__EXTRACTED DATA__:
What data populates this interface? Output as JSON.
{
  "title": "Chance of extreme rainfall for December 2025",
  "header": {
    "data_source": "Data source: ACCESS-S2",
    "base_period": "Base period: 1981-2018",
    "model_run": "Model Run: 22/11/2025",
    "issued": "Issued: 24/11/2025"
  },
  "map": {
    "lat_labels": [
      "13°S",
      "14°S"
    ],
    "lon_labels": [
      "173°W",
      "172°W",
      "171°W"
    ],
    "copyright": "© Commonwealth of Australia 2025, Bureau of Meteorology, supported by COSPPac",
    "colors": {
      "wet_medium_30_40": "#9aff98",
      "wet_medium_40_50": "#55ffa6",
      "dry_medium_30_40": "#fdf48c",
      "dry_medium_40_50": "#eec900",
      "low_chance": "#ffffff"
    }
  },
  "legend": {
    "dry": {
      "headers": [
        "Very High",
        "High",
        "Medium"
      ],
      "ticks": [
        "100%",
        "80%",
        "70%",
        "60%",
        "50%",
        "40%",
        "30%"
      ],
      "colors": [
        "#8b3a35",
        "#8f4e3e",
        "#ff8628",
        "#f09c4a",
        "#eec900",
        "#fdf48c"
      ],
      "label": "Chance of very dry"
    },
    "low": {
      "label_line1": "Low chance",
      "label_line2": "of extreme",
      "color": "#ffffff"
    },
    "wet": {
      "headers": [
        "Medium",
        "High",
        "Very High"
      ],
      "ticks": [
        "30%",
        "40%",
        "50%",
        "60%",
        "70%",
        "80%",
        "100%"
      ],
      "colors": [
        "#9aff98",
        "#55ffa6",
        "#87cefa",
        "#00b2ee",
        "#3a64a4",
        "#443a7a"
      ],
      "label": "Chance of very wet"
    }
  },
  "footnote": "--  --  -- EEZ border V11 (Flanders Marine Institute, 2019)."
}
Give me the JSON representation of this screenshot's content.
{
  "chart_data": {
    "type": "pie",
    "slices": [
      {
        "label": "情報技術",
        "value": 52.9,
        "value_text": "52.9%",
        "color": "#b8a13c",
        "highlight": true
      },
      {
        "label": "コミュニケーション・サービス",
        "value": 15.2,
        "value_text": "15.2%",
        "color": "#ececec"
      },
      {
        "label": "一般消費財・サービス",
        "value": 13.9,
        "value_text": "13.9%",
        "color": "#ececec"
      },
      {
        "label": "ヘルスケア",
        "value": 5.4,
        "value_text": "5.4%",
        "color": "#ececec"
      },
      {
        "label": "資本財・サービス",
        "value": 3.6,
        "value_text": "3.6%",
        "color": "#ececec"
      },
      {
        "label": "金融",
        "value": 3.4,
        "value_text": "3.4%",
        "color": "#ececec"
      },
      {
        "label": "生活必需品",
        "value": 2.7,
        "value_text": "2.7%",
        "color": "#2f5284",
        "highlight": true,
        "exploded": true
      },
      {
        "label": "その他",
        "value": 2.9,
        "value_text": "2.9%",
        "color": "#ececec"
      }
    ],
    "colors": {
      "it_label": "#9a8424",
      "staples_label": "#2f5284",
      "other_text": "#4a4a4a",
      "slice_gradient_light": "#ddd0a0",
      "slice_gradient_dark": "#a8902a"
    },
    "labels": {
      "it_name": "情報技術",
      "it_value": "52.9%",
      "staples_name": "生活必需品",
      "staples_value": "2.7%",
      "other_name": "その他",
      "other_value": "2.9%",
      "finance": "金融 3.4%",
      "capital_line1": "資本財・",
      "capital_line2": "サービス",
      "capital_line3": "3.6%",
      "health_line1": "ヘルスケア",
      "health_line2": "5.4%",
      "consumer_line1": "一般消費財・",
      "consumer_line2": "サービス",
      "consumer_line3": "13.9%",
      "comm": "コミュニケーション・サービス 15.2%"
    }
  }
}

__SET TASK__: Identify each line of the material where the word "コミュニケーション" shows up, and copy it.

__OUTPUT__:
        "label": "コミュニケーション・サービス",
      "comm": "コミュニケーション・サービス 15.2%"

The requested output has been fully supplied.